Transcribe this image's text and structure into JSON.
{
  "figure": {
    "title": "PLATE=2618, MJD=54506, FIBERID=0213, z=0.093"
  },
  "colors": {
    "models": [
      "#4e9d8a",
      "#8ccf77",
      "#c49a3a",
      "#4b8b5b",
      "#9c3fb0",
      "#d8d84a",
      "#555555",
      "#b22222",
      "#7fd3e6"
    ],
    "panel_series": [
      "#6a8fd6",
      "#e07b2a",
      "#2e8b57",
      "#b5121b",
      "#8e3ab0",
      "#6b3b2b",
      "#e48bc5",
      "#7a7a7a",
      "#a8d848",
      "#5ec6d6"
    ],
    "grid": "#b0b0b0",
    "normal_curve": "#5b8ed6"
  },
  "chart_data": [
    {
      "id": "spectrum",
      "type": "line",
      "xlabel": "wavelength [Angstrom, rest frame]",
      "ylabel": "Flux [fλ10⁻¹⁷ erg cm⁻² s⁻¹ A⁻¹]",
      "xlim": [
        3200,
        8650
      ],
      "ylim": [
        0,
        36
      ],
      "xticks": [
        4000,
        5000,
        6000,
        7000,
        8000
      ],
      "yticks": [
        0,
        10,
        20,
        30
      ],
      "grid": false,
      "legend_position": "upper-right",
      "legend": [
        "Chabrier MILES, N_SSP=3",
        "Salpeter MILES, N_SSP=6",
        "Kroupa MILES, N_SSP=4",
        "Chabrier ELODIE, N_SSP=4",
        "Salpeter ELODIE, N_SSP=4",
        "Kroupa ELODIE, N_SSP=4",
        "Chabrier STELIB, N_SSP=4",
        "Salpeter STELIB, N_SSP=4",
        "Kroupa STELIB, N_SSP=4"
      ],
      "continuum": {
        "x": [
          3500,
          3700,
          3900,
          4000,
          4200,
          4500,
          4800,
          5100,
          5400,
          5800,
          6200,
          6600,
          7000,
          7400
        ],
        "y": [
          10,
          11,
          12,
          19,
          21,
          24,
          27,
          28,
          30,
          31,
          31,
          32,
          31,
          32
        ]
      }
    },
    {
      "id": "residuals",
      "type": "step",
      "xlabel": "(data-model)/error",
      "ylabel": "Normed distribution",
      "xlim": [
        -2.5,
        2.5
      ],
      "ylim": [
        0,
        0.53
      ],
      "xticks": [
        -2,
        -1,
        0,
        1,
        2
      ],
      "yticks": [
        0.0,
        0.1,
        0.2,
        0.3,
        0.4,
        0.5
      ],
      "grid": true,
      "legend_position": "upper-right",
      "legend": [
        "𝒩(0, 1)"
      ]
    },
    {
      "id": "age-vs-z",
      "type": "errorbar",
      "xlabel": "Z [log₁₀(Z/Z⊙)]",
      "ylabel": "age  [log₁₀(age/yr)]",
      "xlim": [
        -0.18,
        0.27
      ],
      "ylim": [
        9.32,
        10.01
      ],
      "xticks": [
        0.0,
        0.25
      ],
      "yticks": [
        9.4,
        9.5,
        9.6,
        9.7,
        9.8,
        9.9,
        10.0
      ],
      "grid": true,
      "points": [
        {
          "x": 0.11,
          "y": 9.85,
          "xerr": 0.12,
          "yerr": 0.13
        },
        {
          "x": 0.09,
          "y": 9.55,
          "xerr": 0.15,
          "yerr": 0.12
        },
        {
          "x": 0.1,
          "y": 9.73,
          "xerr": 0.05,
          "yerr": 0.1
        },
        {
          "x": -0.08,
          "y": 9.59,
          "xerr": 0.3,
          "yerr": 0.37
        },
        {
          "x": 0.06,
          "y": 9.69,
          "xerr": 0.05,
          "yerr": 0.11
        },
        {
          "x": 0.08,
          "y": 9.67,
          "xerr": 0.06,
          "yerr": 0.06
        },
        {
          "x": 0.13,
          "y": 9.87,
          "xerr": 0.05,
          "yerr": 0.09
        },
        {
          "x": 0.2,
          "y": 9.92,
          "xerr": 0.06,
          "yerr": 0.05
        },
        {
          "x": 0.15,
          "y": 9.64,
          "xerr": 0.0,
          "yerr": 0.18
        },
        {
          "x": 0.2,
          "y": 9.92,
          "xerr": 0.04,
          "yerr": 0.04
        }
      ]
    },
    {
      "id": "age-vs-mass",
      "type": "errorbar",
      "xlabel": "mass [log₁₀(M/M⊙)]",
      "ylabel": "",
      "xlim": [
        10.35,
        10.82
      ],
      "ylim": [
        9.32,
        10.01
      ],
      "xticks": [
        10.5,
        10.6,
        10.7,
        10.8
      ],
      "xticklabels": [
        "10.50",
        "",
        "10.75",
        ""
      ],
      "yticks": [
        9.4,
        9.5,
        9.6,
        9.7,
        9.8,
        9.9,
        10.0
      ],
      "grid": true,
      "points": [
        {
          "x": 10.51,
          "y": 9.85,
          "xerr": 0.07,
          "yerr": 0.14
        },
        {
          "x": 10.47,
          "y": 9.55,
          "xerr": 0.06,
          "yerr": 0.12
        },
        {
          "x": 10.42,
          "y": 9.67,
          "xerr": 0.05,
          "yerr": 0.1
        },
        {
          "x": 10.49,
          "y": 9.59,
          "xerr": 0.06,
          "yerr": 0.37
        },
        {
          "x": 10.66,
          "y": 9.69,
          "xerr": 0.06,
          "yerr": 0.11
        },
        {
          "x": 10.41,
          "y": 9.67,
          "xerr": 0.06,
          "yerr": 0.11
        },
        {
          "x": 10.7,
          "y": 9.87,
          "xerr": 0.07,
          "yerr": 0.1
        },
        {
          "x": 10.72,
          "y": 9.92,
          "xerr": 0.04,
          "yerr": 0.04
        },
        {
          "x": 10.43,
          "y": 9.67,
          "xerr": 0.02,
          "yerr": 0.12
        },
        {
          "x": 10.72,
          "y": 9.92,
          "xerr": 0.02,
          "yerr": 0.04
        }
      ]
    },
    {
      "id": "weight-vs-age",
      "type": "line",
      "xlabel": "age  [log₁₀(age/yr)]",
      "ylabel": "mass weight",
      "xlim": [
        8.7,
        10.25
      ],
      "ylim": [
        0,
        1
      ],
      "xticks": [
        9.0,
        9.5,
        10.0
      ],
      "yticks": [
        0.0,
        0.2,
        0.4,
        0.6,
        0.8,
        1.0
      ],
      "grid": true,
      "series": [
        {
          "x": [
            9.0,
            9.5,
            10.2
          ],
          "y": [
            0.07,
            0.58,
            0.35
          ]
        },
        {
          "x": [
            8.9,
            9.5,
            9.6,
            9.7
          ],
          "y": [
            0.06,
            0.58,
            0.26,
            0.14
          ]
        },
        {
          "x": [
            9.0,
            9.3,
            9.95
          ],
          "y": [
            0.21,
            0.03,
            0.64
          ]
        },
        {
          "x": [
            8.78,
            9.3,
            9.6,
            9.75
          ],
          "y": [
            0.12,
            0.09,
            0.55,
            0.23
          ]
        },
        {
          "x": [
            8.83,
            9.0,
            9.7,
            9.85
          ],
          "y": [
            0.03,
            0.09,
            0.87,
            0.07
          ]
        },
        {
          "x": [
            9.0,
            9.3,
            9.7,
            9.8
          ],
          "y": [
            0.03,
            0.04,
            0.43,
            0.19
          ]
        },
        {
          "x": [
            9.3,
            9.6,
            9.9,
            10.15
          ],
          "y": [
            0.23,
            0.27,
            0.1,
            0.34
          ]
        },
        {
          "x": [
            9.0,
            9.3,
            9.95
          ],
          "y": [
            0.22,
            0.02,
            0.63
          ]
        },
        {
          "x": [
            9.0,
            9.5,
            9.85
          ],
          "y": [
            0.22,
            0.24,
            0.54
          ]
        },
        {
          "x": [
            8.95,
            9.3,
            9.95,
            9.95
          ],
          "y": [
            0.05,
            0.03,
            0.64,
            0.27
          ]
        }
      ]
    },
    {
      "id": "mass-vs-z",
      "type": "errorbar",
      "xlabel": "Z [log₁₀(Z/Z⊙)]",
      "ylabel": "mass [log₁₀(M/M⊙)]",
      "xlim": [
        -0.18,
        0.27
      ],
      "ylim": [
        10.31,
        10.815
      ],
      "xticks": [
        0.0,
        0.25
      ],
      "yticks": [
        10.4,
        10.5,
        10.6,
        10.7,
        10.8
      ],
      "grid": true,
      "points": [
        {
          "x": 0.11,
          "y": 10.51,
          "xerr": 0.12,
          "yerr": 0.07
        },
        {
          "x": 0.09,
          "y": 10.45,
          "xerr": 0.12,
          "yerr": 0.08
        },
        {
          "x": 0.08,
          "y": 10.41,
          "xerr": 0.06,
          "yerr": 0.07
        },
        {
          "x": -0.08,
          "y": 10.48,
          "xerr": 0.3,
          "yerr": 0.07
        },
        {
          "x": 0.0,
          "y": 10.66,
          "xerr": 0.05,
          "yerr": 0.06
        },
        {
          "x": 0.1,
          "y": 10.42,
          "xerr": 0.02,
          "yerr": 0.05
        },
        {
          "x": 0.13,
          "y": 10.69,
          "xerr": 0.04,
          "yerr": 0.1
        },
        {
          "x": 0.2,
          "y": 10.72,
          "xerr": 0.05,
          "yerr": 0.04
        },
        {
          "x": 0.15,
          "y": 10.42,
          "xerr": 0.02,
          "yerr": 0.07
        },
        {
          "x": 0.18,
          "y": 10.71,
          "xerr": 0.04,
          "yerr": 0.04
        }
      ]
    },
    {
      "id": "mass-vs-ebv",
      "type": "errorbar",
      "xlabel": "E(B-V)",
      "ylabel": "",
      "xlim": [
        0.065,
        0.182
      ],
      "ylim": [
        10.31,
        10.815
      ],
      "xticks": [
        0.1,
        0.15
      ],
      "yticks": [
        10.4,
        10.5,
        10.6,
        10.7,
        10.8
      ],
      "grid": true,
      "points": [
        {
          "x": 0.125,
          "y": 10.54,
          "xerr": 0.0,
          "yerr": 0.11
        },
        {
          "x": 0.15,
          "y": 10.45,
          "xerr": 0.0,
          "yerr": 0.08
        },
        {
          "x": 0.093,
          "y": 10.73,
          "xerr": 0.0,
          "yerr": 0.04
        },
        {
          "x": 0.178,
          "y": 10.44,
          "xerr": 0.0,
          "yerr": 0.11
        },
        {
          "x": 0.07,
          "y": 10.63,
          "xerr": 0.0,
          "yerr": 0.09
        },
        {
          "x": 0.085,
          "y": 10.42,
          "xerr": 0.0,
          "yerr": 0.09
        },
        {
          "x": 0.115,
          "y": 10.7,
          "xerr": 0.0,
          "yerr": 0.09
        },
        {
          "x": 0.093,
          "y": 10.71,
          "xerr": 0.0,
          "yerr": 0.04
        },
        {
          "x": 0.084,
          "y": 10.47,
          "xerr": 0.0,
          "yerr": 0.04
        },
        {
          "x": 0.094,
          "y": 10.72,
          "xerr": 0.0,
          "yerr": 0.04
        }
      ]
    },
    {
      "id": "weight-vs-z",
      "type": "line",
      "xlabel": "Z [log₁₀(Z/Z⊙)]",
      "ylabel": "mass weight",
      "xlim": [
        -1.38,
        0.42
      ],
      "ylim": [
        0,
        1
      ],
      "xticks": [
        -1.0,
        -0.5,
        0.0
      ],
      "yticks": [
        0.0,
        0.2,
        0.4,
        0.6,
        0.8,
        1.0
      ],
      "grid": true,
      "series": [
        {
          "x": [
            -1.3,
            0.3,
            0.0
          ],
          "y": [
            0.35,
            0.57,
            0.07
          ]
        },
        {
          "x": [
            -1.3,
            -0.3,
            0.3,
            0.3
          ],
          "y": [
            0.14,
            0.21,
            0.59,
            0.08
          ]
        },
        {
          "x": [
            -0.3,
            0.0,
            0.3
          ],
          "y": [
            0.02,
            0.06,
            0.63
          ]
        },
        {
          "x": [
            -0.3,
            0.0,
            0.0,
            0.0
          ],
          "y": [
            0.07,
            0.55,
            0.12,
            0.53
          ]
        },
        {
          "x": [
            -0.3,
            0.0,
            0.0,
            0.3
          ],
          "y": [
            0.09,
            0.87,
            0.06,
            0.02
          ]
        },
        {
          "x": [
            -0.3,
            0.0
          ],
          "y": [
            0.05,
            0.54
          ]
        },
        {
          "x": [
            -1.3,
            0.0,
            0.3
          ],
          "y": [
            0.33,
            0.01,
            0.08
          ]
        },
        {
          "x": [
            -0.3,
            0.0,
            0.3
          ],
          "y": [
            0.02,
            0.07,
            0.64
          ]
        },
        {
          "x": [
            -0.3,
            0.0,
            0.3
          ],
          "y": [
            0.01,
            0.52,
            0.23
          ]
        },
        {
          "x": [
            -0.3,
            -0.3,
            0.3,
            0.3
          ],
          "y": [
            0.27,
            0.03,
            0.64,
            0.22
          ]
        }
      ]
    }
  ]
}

- - - -

> Stated problem:
Only lines holding the string "ELODIE" are wanted; gather each one from the entries above.

> In response:
        "Chabrier ELODIE, N_SSP=4",
        "Salpeter ELODIE, N_SSP=4",
        "Kroupa ELODIE, N_SSP=4",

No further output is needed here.